» WHAT TO WORK ON: Please transcribe the lines below exactly, and leave every image behind.

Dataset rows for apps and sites
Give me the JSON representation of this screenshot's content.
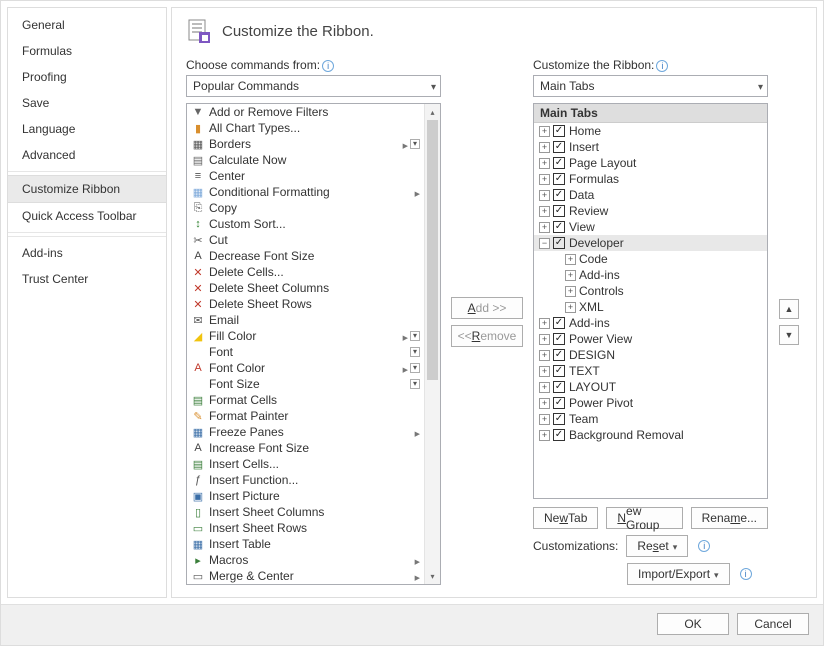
{
  "nav": {
    "items": [
      "General",
      "Formulas",
      "Proofing",
      "Save",
      "Language",
      "Advanced",
      "Customize Ribbon",
      "Quick Access Toolbar",
      "Add-ins",
      "Trust Center"
    ],
    "selected": 6
  },
  "header": {
    "title": "Customize the Ribbon."
  },
  "left": {
    "label": "Choose commands from:",
    "combo": "Popular Commands"
  },
  "right": {
    "label": "Customize the Ribbon:",
    "combo": "Main Tabs",
    "treeTitle": "Main Tabs"
  },
  "commands": [
    {
      "t": "Add or Remove Filters",
      "i": "▼",
      "c": "#666"
    },
    {
      "t": "All Chart Types...",
      "i": "▮",
      "c": "#d98f2e"
    },
    {
      "t": "Borders",
      "i": "▦",
      "c": "#555",
      "sub": 1,
      "dd": 1
    },
    {
      "t": "Calculate Now",
      "i": "▤",
      "c": "#666"
    },
    {
      "t": "Center",
      "i": "≡",
      "c": "#555"
    },
    {
      "t": "Conditional Formatting",
      "i": "▦",
      "c": "#7aa7d9",
      "sub": 1
    },
    {
      "t": "Copy",
      "i": "⎘",
      "c": "#555"
    },
    {
      "t": "Custom Sort...",
      "i": "↕",
      "c": "#2a7e2a"
    },
    {
      "t": "Cut",
      "i": "✂",
      "c": "#555"
    },
    {
      "t": "Decrease Font Size",
      "i": "A",
      "c": "#444"
    },
    {
      "t": "Delete Cells...",
      "i": "✕",
      "c": "#c0392b"
    },
    {
      "t": "Delete Sheet Columns",
      "i": "✕",
      "c": "#c0392b"
    },
    {
      "t": "Delete Sheet Rows",
      "i": "✕",
      "c": "#c0392b"
    },
    {
      "t": "Email",
      "i": "✉",
      "c": "#555"
    },
    {
      "t": "Fill Color",
      "i": "◢",
      "c": "#f1c40f",
      "sub": 1,
      "dd": 1
    },
    {
      "t": "Font",
      "i": "",
      "dd": 1
    },
    {
      "t": "Font Color",
      "i": "A",
      "c": "#c0392b",
      "sub": 1,
      "dd": 1
    },
    {
      "t": "Font Size",
      "i": "",
      "dd": 1
    },
    {
      "t": "Format Cells",
      "i": "▤",
      "c": "#3a7e3a"
    },
    {
      "t": "Format Painter",
      "i": "✎",
      "c": "#d98f2e"
    },
    {
      "t": "Freeze Panes",
      "i": "▦",
      "c": "#3a6ea7",
      "sub": 1
    },
    {
      "t": "Increase Font Size",
      "i": "A",
      "c": "#444"
    },
    {
      "t": "Insert Cells...",
      "i": "▤",
      "c": "#3a7e3a"
    },
    {
      "t": "Insert Function...",
      "i": "ƒ",
      "c": "#555"
    },
    {
      "t": "Insert Picture",
      "i": "▣",
      "c": "#3a6ea7"
    },
    {
      "t": "Insert Sheet Columns",
      "i": "▯",
      "c": "#3a7e3a"
    },
    {
      "t": "Insert Sheet Rows",
      "i": "▭",
      "c": "#3a7e3a"
    },
    {
      "t": "Insert Table",
      "i": "▦",
      "c": "#3a6ea7"
    },
    {
      "t": "Macros",
      "i": "▸",
      "c": "#3a7e3a",
      "sub": 1
    },
    {
      "t": "Merge & Center",
      "i": "▭",
      "c": "#555",
      "sub": 1
    }
  ],
  "tabs": [
    {
      "t": "Home",
      "e": "+",
      "cb": 1
    },
    {
      "t": "Insert",
      "e": "+",
      "cb": 1
    },
    {
      "t": "Page Layout",
      "e": "+",
      "cb": 1
    },
    {
      "t": "Formulas",
      "e": "+",
      "cb": 1
    },
    {
      "t": "Data",
      "e": "+",
      "cb": 1
    },
    {
      "t": "Review",
      "e": "+",
      "cb": 1
    },
    {
      "t": "View",
      "e": "+",
      "cb": 1
    },
    {
      "t": "Developer",
      "e": "−",
      "cb": 1,
      "sel": 1,
      "children": [
        "Code",
        "Add-ins",
        "Controls",
        "XML"
      ]
    },
    {
      "t": "Add-ins",
      "e": "+",
      "cb": 1
    },
    {
      "t": "Power View",
      "e": "+",
      "cb": 1
    },
    {
      "t": "DESIGN",
      "e": "+",
      "cb": 1
    },
    {
      "t": "TEXT",
      "e": "+",
      "cb": 1
    },
    {
      "t": "LAYOUT",
      "e": "+",
      "cb": 1
    },
    {
      "t": "Power Pivot",
      "e": "+",
      "cb": 1
    },
    {
      "t": "Team",
      "e": "+",
      "cb": 1
    },
    {
      "t": "Background Removal",
      "e": "+",
      "cb": 1
    }
  ],
  "mid": {
    "add": "Add >>",
    "remove": "<< Remove"
  },
  "btns": {
    "newTab": "New Tab",
    "newGroup": "New Group",
    "rename": "Rename...",
    "custLabel": "Customizations:",
    "reset": "Reset",
    "import": "Import/Export"
  },
  "footer": {
    "ok": "OK",
    "cancel": "Cancel"
  }
}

» RESPONSE BELOW:
Give me the JSON representation of this screenshot's content.
{
  "nav": {
    "items": [
      "General",
      "Formulas",
      "Proofing",
      "Save",
      "Language",
      "Advanced",
      "Customize Ribbon",
      "Quick Access Toolbar",
      "Add-ins",
      "Trust Center"
    ],
    "selected": 6
  },
  "header": {
    "title": "Customize the Ribbon."
  },
  "left": {
    "label": "Choose commands from:",
    "combo": "Popular Commands"
  },
  "right": {
    "label": "Customize the Ribbon:",
    "combo": "Main Tabs",
    "treeTitle": "Main Tabs"
  },
  "commands": [
    {
      "t": "Add or Remove Filters",
      "i": "▼",
      "c": "#666"
    },
    {
      "t": "All Chart Types...",
      "i": "▮",
      "c": "#d98f2e"
    },
    {
      "t": "Borders",
      "i": "▦",
      "c": "#555",
      "sub": 1,
      "dd": 1
    },
    {
      "t": "Calculate Now",
      "i": "▤",
      "c": "#666"
    },
    {
      "t": "Center",
      "i": "≡",
      "c": "#555"
    },
    {
      "t": "Conditional Formatting",
      "i": "▦",
      "c": "#7aa7d9",
      "sub": 1
    },
    {
      "t": "Copy",
      "i": "⎘",
      "c": "#555"
    },
    {
      "t": "Custom Sort...",
      "i": "↕",
      "c": "#2a7e2a"
    },
    {
      "t": "Cut",
      "i": "✂",
      "c": "#555"
    },
    {
      "t": "Decrease Font Size",
      "i": "A",
      "c": "#444"
    },
    {
      "t": "Delete Cells...",
      "i": "✕",
      "c": "#c0392b"
    },
    {
      "t": "Delete Sheet Columns",
      "i": "✕",
      "c": "#c0392b"
    },
    {
      "t": "Delete Sheet Rows",
      "i": "✕",
      "c": "#c0392b"
    },
    {
      "t": "Email",
      "i": "✉",
      "c": "#555"
    },
    {
      "t": "Fill Color",
      "i": "◢",
      "c": "#f1c40f",
      "sub": 1,
      "dd": 1
    },
    {
      "t": "Font",
      "i": "",
      "dd": 1
    },
    {
      "t": "Font Color",
      "i": "A",
      "c": "#c0392b",
      "sub": 1,
      "dd": 1
    },
    {
      "t": "Font Size",
      "i": "",
      "dd": 1
    },
    {
      "t": "Format Cells",
      "i": "▤",
      "c": "#3a7e3a"
    },
    {
      "t": "Format Painter",
      "i": "✎",
      "c": "#d98f2e"
    },
    {
      "t": "Freeze Panes",
      "i": "▦",
      "c": "#3a6ea7",
      "sub": 1
    },
    {
      "t": "Increase Font Size",
      "i": "A",
      "c": "#444"
    },
    {
      "t": "Insert Cells...",
      "i": "▤",
      "c": "#3a7e3a"
    },
    {
      "t": "Insert Function...",
      "i": "ƒ",
      "c": "#555"
    },
    {
      "t": "Insert Picture",
      "i": "▣",
      "c": "#3a6ea7"
    },
    {
      "t": "Insert Sheet Columns",
      "i": "▯",
      "c": "#3a7e3a"
    },
    {
      "t": "Insert Sheet Rows",
      "i": "▭",
      "c": "#3a7e3a"
    },
    {
      "t": "Insert Table",
      "i": "▦",
      "c": "#3a6ea7"
    },
    {
      "t": "Macros",
      "i": "▸",
      "c": "#3a7e3a",
      "sub": 1
    },
    {
      "t": "Merge & Center",
      "i": "▭",
      "c": "#555",
      "sub": 1
    }
  ],
  "tabs": [
    {
      "t": "Home",
      "e": "+",
      "cb": 1
    },
    {
      "t": "Insert",
      "e": "+",
      "cb": 1
    },
    {
      "t": "Page Layout",
      "e": "+",
      "cb": 1
    },
    {
      "t": "Formulas",
      "e": "+",
      "cb": 1
    },
    {
      "t": "Data",
      "e": "+",
      "cb": 1
    },
    {
      "t": "Review",
      "e": "+",
      "cb": 1
    },
    {
      "t": "View",
      "e": "+",
      "cb": 1
    },
    {
      "t": "Developer",
      "e": "−",
      "cb": 1,
      "sel": 1,
      "children": [
        "Code",
        "Add-ins",
        "Controls",
        "XML"
      ]
    },
    {
      "t": "Add-ins",
      "e": "+",
      "cb": 1
    },
    {
      "t": "Power View",
      "e": "+",
      "cb": 1
    },
    {
      "t": "DESIGN",
      "e": "+",
      "cb": 1
    },
    {
      "t": "TEXT",
      "e": "+",
      "cb": 1
    },
    {
      "t": "LAYOUT",
      "e": "+",
      "cb": 1
    },
    {
      "t": "Power Pivot",
      "e": "+",
      "cb": 1
    },
    {
      "t": "Team",
      "e": "+",
      "cb": 1
    },
    {
      "t": "Background Removal",
      "e": "+",
      "cb": 1
    }
  ],
  "mid": {
    "add": "Add >>",
    "remove": "<< Remove"
  },
  "btns": {
    "newTab": "New Tab",
    "newGroup": "New Group",
    "rename": "Rename...",
    "custLabel": "Customizations:",
    "reset": "Reset",
    "import": "Import/Export"
  },
  "footer": {
    "ok": "OK",
    "cancel": "Cancel"
  }
}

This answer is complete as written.